_STORED DATA_:
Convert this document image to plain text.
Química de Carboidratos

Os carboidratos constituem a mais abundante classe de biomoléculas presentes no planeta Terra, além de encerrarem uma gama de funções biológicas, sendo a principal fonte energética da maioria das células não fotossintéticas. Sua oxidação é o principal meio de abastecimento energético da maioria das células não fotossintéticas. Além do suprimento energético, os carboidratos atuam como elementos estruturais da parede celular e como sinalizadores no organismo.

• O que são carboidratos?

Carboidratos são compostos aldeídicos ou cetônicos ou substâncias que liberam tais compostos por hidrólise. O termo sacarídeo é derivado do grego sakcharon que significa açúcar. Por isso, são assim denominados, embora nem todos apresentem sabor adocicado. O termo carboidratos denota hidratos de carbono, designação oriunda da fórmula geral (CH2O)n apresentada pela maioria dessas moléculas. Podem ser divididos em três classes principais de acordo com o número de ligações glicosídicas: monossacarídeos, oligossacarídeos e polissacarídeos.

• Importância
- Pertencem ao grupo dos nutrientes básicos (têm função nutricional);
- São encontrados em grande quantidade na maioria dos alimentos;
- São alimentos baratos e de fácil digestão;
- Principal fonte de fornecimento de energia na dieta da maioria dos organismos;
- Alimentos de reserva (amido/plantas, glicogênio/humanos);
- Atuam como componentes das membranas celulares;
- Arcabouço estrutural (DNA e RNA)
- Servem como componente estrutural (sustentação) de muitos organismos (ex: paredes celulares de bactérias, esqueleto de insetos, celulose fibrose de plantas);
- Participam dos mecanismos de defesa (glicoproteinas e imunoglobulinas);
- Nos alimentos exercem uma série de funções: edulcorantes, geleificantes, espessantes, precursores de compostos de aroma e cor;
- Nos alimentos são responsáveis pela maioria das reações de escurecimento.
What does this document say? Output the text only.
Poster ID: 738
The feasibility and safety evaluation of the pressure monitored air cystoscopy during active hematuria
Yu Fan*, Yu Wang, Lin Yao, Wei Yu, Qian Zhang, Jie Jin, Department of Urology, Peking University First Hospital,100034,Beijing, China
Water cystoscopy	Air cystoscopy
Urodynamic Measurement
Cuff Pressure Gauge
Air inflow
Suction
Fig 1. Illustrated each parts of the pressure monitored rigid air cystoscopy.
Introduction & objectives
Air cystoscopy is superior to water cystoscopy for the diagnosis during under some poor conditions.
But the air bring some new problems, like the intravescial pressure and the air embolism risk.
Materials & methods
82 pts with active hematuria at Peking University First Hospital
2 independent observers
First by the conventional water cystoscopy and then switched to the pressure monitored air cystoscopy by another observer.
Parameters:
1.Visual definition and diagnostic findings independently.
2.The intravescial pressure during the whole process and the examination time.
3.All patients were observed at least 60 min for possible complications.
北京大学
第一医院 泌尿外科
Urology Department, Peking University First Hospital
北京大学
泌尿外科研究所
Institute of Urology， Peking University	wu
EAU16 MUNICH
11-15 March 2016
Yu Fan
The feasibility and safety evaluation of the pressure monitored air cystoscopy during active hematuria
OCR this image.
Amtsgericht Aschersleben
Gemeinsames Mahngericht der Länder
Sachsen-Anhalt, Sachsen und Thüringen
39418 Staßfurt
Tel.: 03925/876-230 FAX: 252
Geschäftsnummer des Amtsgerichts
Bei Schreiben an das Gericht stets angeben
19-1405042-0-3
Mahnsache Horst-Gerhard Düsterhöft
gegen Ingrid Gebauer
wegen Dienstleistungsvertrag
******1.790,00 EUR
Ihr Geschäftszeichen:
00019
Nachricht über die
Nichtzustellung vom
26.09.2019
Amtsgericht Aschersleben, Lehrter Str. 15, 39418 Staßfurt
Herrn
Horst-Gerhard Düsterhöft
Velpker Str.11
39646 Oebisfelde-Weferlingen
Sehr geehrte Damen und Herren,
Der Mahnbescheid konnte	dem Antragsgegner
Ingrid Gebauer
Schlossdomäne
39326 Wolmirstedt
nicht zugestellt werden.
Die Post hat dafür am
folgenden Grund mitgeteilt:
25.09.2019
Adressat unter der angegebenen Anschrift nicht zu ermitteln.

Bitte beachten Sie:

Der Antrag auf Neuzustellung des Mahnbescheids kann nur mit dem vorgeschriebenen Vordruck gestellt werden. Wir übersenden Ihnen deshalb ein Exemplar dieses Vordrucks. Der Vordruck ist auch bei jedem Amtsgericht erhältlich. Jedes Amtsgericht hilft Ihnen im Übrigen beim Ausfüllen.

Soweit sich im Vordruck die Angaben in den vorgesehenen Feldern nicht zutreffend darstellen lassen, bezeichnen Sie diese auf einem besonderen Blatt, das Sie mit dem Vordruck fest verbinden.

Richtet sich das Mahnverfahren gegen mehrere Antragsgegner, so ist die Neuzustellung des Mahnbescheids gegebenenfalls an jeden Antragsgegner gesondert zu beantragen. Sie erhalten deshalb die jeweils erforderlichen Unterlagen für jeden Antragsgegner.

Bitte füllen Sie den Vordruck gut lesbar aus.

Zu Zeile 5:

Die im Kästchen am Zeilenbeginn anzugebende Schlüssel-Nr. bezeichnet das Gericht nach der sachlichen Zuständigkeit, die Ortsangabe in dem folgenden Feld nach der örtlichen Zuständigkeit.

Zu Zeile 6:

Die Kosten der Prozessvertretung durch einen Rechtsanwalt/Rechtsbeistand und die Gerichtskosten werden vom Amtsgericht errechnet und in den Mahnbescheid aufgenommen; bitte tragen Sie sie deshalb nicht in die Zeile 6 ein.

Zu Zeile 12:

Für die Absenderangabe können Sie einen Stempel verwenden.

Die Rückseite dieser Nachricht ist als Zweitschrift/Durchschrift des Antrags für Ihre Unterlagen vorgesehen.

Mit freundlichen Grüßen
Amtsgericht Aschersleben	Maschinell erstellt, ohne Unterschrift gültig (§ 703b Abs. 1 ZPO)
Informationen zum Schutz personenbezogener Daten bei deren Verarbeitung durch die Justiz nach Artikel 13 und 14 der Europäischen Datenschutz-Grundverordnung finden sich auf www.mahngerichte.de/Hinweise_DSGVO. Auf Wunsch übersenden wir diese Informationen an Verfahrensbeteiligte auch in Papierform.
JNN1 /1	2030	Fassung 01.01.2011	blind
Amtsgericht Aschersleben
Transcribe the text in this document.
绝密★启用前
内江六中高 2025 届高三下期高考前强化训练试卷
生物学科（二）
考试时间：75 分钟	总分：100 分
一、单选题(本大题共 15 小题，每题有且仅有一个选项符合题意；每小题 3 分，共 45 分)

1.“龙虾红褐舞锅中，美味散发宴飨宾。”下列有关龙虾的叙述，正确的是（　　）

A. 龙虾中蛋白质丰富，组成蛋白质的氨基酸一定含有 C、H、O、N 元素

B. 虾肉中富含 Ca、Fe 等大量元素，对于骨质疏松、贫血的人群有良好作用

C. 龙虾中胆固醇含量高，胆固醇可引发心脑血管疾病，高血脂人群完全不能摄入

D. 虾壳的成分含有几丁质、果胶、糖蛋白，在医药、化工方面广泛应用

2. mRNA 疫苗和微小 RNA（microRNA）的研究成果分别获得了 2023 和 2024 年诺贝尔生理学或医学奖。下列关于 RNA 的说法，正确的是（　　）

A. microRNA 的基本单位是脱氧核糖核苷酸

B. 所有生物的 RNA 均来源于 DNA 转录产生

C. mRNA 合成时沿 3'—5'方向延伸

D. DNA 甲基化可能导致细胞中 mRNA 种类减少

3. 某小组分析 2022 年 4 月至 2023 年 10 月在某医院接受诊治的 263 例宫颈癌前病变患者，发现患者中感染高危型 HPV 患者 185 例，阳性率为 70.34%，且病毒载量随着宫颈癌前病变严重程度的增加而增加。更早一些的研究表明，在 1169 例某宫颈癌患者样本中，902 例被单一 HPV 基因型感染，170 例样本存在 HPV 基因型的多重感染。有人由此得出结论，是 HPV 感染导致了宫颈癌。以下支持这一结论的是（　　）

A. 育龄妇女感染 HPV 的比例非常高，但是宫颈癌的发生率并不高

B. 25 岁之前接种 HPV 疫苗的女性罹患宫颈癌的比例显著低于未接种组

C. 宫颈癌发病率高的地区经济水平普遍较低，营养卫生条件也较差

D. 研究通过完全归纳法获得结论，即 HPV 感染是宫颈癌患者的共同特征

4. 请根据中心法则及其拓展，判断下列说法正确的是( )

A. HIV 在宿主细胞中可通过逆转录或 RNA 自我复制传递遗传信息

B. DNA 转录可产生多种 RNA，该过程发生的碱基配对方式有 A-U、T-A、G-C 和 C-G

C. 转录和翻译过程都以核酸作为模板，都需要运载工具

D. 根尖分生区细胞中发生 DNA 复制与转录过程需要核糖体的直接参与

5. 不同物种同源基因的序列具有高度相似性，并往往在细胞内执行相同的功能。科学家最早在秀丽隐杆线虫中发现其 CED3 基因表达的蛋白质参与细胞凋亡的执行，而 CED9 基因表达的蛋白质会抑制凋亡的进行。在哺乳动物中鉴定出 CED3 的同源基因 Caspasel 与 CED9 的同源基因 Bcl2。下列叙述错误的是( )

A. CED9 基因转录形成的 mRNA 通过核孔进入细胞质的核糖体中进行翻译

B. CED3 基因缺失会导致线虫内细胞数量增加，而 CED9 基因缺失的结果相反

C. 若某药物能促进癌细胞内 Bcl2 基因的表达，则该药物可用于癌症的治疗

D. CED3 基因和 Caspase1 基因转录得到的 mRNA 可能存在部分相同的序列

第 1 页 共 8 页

_TASK TO COMPLETE_:
Pull out every line in the material above where "Gebauer" occurs.

_OUTPUT BELOW_:
gegen Ingrid Gebauer
Ingrid Gebauer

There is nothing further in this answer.